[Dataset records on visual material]

==============================

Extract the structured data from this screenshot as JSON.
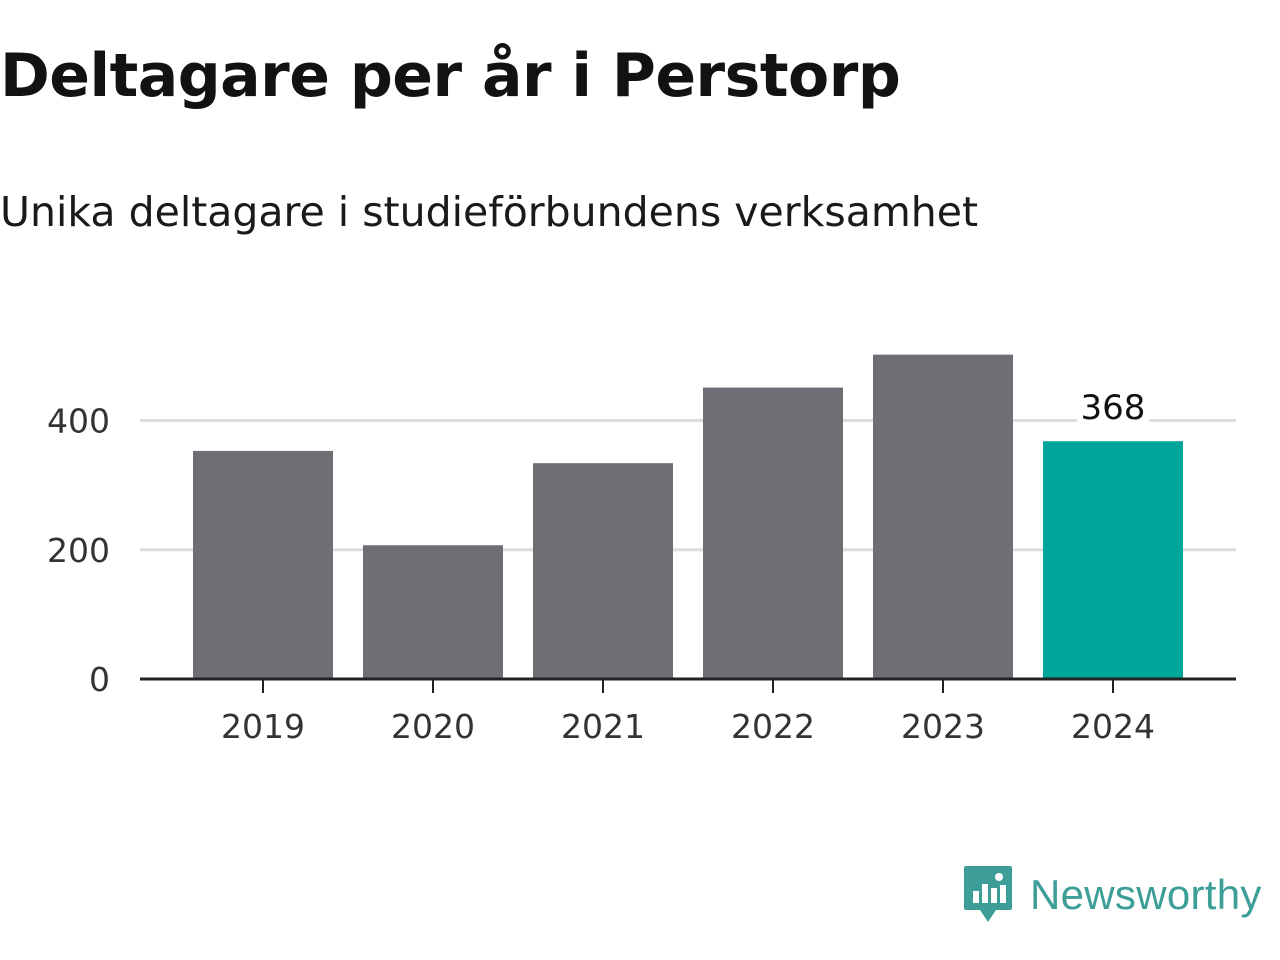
{
  "title": "Deltagare per år i Perstorp",
  "subtitle": "Unika deltagare i studieförbundens verksamhet",
  "brand": {
    "name": "Newsworthy",
    "icon": "newsworthy-logo-icon",
    "color": "#3c9e97"
  },
  "colors": {
    "bar": "#6f6e74",
    "highlight": "#00a59a",
    "grid": "#dddddd",
    "axis": "#222222"
  },
  "chart_data": {
    "type": "bar",
    "categories": [
      "2019",
      "2020",
      "2021",
      "2022",
      "2023",
      "2024"
    ],
    "values": [
      353,
      207,
      334,
      451,
      502,
      368
    ],
    "highlight_index": 5,
    "data_labels": [
      {
        "index": 5,
        "text": "368"
      }
    ],
    "title": "Deltagare per år i Perstorp",
    "subtitle": "Unika deltagare i studieförbundens verksamhet",
    "xlabel": "",
    "ylabel": "",
    "yticks": [
      0,
      200,
      400
    ],
    "ytick_labels": [
      "0",
      "200",
      "400"
    ],
    "ylim": [
      0,
      520
    ],
    "grid": true,
    "legend": "none"
  }
}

==============================

## What you have to do
Output all of the data exactly as it stands, minus any images.

## Task answer
Extract the structured data from this screenshot as JSON.
{
  "title": "Deltagare per år i Perstorp",
  "subtitle": "Unika deltagare i studieförbundens verksamhet",
  "brand": {
    "name": "Newsworthy",
    "icon": "newsworthy-logo-icon",
    "color": "#3c9e97"
  },
  "colors": {
    "bar": "#6f6e74",
    "highlight": "#00a59a",
    "grid": "#dddddd",
    "axis": "#222222"
  },
  "chart_data": {
    "type": "bar",
    "categories": [
      "2019",
      "2020",
      "2021",
      "2022",
      "2023",
      "2024"
    ],
    "values": [
      353,
      207,
      334,
      451,
      502,
      368
    ],
    "highlight_index": 5,
    "data_labels": [
      {
        "index": 5,
        "text": "368"
      }
    ],
    "title": "Deltagare per år i Perstorp",
    "subtitle": "Unika deltagare i studieförbundens verksamhet",
    "xlabel": "",
    "ylabel": "",
    "yticks": [
      0,
      200,
      400
    ],
    "ytick_labels": [
      "0",
      "200",
      "400"
    ],
    "ylim": [
      0,
      520
    ],
    "grid": true,
    "legend": "none"
  }
}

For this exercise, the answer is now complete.